• [Exercise]
Which lines below hold the word "在计算机中"? Report each one.

• [The records]
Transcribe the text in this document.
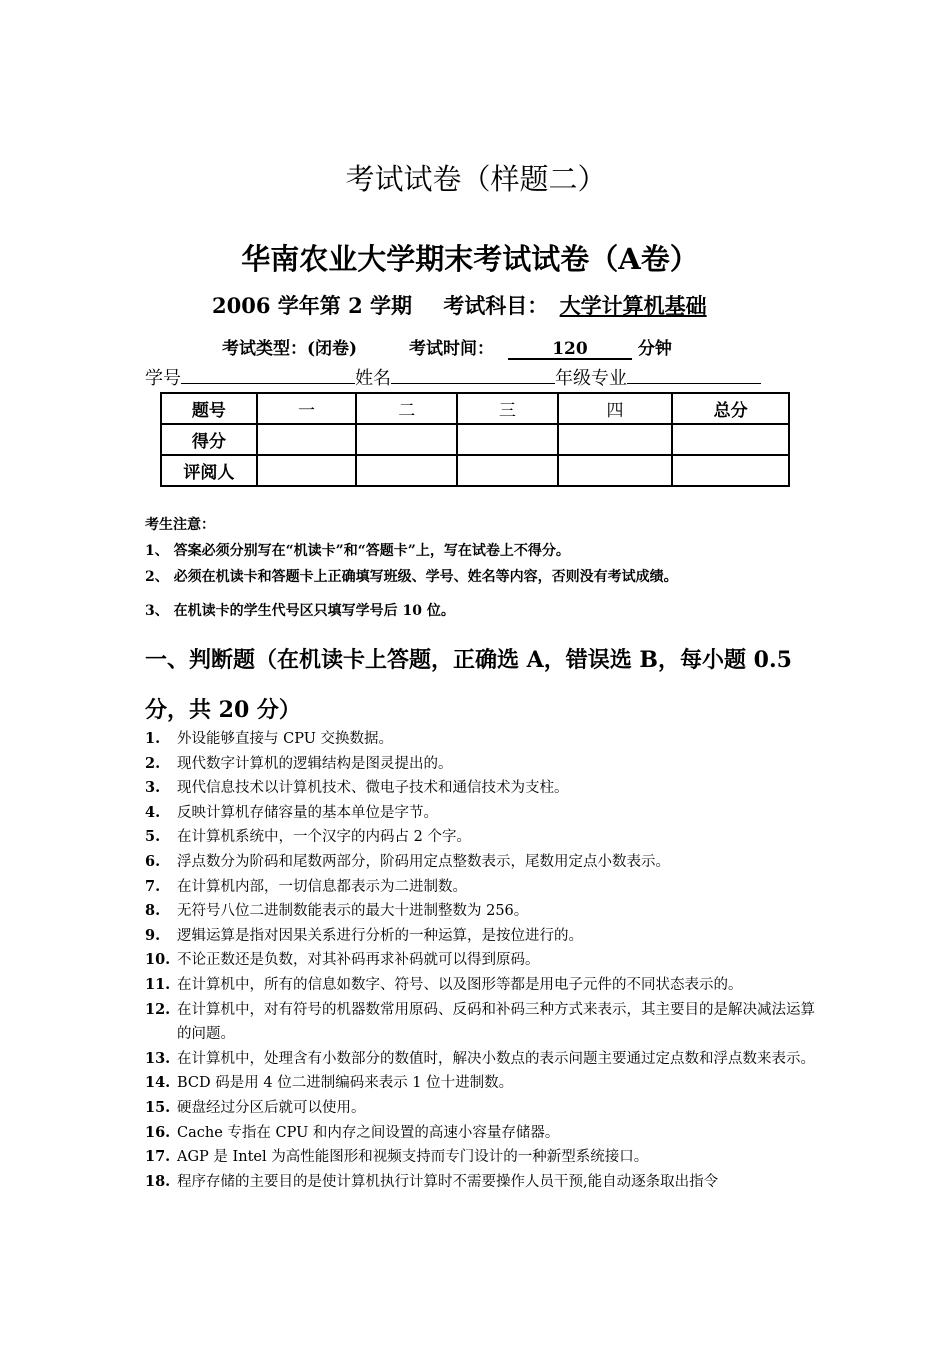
考试试卷（样题二）
华南农业大学期末考试试卷（A卷）
2006 学年第 2 学期 考试科目： 大学计算机基础
考试类型：(闭卷)	考试时间：	120	分钟
学号	姓名	年级专业
题号	一	二	三	四	总分
得分					
评阅人					
考生注意：
1、 答案必须分别写在“机读卡”和“答题卡”上，写在试卷上不得分。
2、 必须在机读卡和答题卡上正确填写班级、学号、姓名等内容，否则没有考试成绩。
3、 在机读卡的学生代号区只填写学号后 10 位。
一、判断题（在机读卡上答题，正确选 A，错误选 B，每小题 0.5 分，共 20 分）
1.	外设能够直接与 CPU 交换数据。
2.	现代数字计算机的逻辑结构是图灵提出的。
3.	现代信息技术以计算机技术、微电子技术和通信技术为支柱。
4.	反映计算机存储容量的基本单位是字节。
5.	在计算机系统中，一个汉字的内码占 2 个字。
6.	浮点数分为阶码和尾数两部分，阶码用定点整数表示，尾数用定点小数表示。
7.	在计算机内部，一切信息都表示为二进制数。
8.	无符号八位二进制数能表示的最大十进制整数为 256。
9.	逻辑运算是指对因果关系进行分析的一种运算，是按位进行的。
10. 不论正数还是负数，对其补码再求补码就可以得到原码。
11. 在计算机中，所有的信息如数字、符号、以及图形等都是用电子元件的不同状态表示的。
12. 在计算机中，对有符号的机器数常用原码、反码和补码三种方式来表示，其主要目的是解决减法运算的问题。
13. 在计算机中，处理含有小数部分的数值时，解决小数点的表示问题主要通过定点数和浮点数来表示。
14. BCD 码是用 4 位二进制编码来表示 1 位十进制数。
15. 硬盘经过分区后就可以使用。
16. Cache 专指在 CPU 和内存之间设置的高速小容量存储器。
17. AGP 是 Intel 为高性能图形和视频支持而专门设计的一种新型系统接口。
18. 程序存储的主要目的是使计算机执行计算时不需要操作人员干预,能自动逐条取出指令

• [Exercise response]
11. 在计算机中，所有的信息如数字、符号、以及图形等都是用电子元件的不同状态表示的。
12. 在计算机中，对有符号的机器数常用原码、反码和补码三种方式来表示，其主要目的是解决减法运算的问题。
13. 在计算机中，处理含有小数部分的数值时，解决小数点的表示问题主要通过定点数和浮点数来表示。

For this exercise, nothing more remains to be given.